Your task is to print all of the data word for word.

□ □ □ □

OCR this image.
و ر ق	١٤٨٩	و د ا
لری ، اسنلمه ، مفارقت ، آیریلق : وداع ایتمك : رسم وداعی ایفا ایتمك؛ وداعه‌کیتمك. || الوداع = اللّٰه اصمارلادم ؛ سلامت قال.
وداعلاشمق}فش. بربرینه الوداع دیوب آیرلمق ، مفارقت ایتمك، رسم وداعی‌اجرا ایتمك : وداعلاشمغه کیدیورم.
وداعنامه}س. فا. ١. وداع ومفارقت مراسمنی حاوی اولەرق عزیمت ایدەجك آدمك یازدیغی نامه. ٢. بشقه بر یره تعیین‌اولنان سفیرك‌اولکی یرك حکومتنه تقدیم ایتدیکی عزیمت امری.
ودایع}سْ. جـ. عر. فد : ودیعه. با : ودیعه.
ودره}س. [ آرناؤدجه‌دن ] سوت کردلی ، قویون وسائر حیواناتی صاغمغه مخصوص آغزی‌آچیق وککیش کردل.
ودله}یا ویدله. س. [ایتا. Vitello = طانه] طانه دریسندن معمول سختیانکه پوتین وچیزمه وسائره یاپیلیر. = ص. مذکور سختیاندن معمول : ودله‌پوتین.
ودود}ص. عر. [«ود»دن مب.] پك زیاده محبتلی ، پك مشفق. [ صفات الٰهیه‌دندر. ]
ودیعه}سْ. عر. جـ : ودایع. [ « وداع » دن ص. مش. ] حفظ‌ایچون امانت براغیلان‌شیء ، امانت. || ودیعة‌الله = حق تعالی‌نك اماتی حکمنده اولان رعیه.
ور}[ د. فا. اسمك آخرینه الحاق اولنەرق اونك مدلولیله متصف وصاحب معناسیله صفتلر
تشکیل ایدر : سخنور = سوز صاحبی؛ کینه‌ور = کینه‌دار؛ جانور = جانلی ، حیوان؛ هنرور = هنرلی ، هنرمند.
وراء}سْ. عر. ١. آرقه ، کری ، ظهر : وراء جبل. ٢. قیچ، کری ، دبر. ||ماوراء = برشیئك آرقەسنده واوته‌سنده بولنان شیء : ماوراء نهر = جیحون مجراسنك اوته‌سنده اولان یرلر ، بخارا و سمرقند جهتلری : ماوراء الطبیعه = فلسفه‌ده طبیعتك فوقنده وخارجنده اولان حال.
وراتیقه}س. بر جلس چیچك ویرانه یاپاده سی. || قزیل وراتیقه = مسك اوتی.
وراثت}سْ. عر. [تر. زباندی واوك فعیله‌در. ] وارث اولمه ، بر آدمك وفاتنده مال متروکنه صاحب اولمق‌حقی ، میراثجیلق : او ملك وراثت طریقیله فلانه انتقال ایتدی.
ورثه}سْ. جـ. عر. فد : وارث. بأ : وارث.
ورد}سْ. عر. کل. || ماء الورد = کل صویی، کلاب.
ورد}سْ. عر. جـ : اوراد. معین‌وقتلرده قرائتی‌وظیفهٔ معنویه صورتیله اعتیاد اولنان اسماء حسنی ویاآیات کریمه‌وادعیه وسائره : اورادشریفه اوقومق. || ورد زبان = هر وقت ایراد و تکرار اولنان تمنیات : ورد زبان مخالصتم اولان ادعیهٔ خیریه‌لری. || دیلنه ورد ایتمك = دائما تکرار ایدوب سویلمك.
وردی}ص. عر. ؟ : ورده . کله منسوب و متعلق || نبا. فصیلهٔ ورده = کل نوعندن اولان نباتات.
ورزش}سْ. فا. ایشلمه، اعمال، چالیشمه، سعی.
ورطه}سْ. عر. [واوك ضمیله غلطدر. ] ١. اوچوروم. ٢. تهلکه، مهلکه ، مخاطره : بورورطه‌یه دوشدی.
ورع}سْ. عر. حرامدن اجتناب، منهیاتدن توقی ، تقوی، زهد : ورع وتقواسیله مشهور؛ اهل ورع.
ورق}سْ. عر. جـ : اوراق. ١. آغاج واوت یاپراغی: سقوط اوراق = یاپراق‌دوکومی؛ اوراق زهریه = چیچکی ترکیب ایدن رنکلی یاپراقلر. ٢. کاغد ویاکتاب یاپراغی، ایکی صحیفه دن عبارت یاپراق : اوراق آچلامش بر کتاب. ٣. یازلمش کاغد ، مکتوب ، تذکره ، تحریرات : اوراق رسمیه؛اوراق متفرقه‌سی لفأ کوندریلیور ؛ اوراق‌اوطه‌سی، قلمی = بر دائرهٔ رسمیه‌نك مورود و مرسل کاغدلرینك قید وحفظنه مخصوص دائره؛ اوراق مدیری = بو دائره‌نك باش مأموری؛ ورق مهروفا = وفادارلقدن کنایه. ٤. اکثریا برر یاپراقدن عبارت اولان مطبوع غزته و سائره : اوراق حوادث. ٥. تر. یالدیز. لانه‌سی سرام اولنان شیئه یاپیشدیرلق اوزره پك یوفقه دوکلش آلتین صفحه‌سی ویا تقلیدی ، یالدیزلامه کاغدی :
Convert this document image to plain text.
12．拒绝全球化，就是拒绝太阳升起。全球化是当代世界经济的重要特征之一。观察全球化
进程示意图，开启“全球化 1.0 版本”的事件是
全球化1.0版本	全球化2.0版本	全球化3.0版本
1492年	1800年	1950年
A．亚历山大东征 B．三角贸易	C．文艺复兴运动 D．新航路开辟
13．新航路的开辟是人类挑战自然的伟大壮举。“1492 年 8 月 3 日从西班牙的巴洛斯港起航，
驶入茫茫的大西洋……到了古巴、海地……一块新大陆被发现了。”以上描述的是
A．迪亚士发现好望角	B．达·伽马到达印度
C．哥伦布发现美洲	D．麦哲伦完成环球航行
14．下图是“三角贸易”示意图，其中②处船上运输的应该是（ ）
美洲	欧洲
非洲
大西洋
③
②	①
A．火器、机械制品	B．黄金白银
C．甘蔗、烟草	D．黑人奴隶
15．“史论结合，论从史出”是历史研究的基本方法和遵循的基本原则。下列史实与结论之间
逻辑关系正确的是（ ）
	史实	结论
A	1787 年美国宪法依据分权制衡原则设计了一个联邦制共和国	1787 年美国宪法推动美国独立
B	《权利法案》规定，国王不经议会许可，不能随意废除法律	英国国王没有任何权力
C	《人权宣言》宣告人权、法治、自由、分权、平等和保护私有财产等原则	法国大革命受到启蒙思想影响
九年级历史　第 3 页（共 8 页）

□ □ □ □

## SOLUTION
OCR this image.
و ر ق	١٤٨٩	و د ا
لری ، اسنلمه ، مفارقت ، آیریلق : وداع ایتمك : رسم وداعی ایفا ایتمك؛ وداعه‌کیتمك. || الوداع = اللّٰه اصمارلادم ؛ سلامت قال.
وداعلاشمق}فش. بربرینه الوداع دیوب آیرلمق ، مفارقت ایتمك، رسم وداعی‌اجرا ایتمك : وداعلاشمغه کیدیورم.
وداعنامه}س. فا. ١. وداع ومفارقت مراسمنی حاوی اولەرق عزیمت ایدەجك آدمك یازدیغی نامه. ٢. بشقه بر یره تعیین‌اولنان سفیرك‌اولکی یرك حکومتنه تقدیم ایتدیکی عزیمت امری.
ودایع}سْ. جـ. عر. فد : ودیعه. با : ودیعه.
ودره}س. [ آرناؤدجه‌دن ] سوت کردلی ، قویون وسائر حیواناتی صاغمغه مخصوص آغزی‌آچیق وککیش کردل.
ودله}یا ویدله. س. [ایتا. Vitello = طانه] طانه دریسندن معمول سختیانکه پوتین وچیزمه وسائره یاپیلیر. = ص. مذکور سختیاندن معمول : ودله‌پوتین.
ودود}ص. عر. [«ود»دن مب.] پك زیاده محبتلی ، پك مشفق. [ صفات الٰهیه‌دندر. ]
ودیعه}سْ. عر. جـ : ودایع. [ « وداع » دن ص. مش. ] حفظ‌ایچون امانت براغیلان‌شیء ، امانت. || ودیعة‌الله = حق تعالی‌نك اماتی حکمنده اولان رعیه.
ور}[ د. فا. اسمك آخرینه الحاق اولنەرق اونك مدلولیله متصف وصاحب معناسیله صفتلر
تشکیل ایدر : سخنور = سوز صاحبی؛ کینه‌ور = کینه‌دار؛ جانور = جانلی ، حیوان؛ هنرور = هنرلی ، هنرمند.
وراء}سْ. عر. ١. آرقه ، کری ، ظهر : وراء جبل. ٢. قیچ، کری ، دبر. ||ماوراء = برشیئك آرقەسنده واوته‌سنده بولنان شیء : ماوراء نهر = جیحون مجراسنك اوته‌سنده اولان یرلر ، بخارا و سمرقند جهتلری : ماوراء الطبیعه = فلسفه‌ده طبیعتك فوقنده وخارجنده اولان حال.
وراتیقه}س. بر جلس چیچك ویرانه یاپاده سی. || قزیل وراتیقه = مسك اوتی.
وراثت}سْ. عر. [تر. زباندی واوك فعیله‌در. ] وارث اولمه ، بر آدمك وفاتنده مال متروکنه صاحب اولمق‌حقی ، میراثجیلق : او ملك وراثت طریقیله فلانه انتقال ایتدی.
ورثه}سْ. جـ. عر. فد : وارث. بأ : وارث.
ورد}سْ. عر. کل. || ماء الورد = کل صویی، کلاب.
ورد}سْ. عر. جـ : اوراد. معین‌وقتلرده قرائتی‌وظیفهٔ معنویه صورتیله اعتیاد اولنان اسماء حسنی ویاآیات کریمه‌وادعیه وسائره : اورادشریفه اوقومق. || ورد زبان = هر وقت ایراد و تکرار اولنان تمنیات : ورد زبان مخالصتم اولان ادعیهٔ خیریه‌لری. || دیلنه ورد ایتمك = دائما تکرار ایدوب سویلمك.
وردی}ص. عر. ؟ : ورده . کله منسوب و متعلق || نبا. فصیلهٔ ورده = کل نوعندن اولان نباتات.
ورزش}سْ. فا. ایشلمه، اعمال، چالیشمه، سعی.
ورطه}سْ. عر. [واوك ضمیله غلطدر. ] ١. اوچوروم. ٢. تهلکه، مهلکه ، مخاطره : بورورطه‌یه دوشدی.
ورع}سْ. عر. حرامدن اجتناب، منهیاتدن توقی ، تقوی، زهد : ورع وتقواسیله مشهور؛ اهل ورع.
ورق}سْ. عر. جـ : اوراق. ١. آغاج واوت یاپراغی: سقوط اوراق = یاپراق‌دوکومی؛ اوراق زهریه = چیچکی ترکیب ایدن رنکلی یاپراقلر. ٢. کاغد ویاکتاب یاپراغی، ایکی صحیفه دن عبارت یاپراق : اوراق آچلامش بر کتاب. ٣. یازلمش کاغد ، مکتوب ، تذکره ، تحریرات : اوراق رسمیه؛اوراق متفرقه‌سی لفأ کوندریلیور ؛ اوراق‌اوطه‌سی، قلمی = بر دائرهٔ رسمیه‌نك مورود و مرسل کاغدلرینك قید وحفظنه مخصوص دائره؛ اوراق مدیری = بو دائره‌نك باش مأموری؛ ورق مهروفا = وفادارلقدن کنایه. ٤. اکثریا برر یاپراقدن عبارت اولان مطبوع غزته و سائره : اوراق حوادث. ٥. تر. یالدیز. لانه‌سی سرام اولنان شیئه یاپیشدیرلق اوزره پك یوفقه دوکلش آلتین صفحه‌سی ویا تقلیدی ، یالدیزلامه کاغدی :
Convert this document image to plain text.
12．拒绝全球化，就是拒绝太阳升起。全球化是当代世界经济的重要特征之一。观察全球化
进程示意图，开启“全球化 1.0 版本”的事件是
全球化1.0版本	全球化2.0版本	全球化3.0版本
1492年	1800年	1950年
A．亚历山大东征 B．三角贸易	C．文艺复兴运动 D．新航路开辟
13．新航路的开辟是人类挑战自然的伟大壮举。“1492 年 8 月 3 日从西班牙的巴洛斯港起航，
驶入茫茫的大西洋……到了古巴、海地……一块新大陆被发现了。”以上描述的是
A．迪亚士发现好望角	B．达·伽马到达印度
C．哥伦布发现美洲	D．麦哲伦完成环球航行
14．下图是“三角贸易”示意图，其中②处船上运输的应该是（ ）
美洲	欧洲
非洲
大西洋
③
②	①
A．火器、机械制品	B．黄金白银
C．甘蔗、烟草	D．黑人奴隶
15．“史论结合，论从史出”是历史研究的基本方法和遵循的基本原则。下列史实与结论之间
逻辑关系正确的是（ ）
	史实	结论
A	1787 年美国宪法依据分权制衡原则设计了一个联邦制共和国	1787 年美国宪法推动美国独立
B	《权利法案》规定，国王不经议会许可，不能随意废除法律	英国国王没有任何权力
C	《人权宣言》宣告人权、法治、自由、分权、平等和保护私有财产等原则	法国大革命受到启蒙思想影响
九年级历史　第 3 页（共 8 页）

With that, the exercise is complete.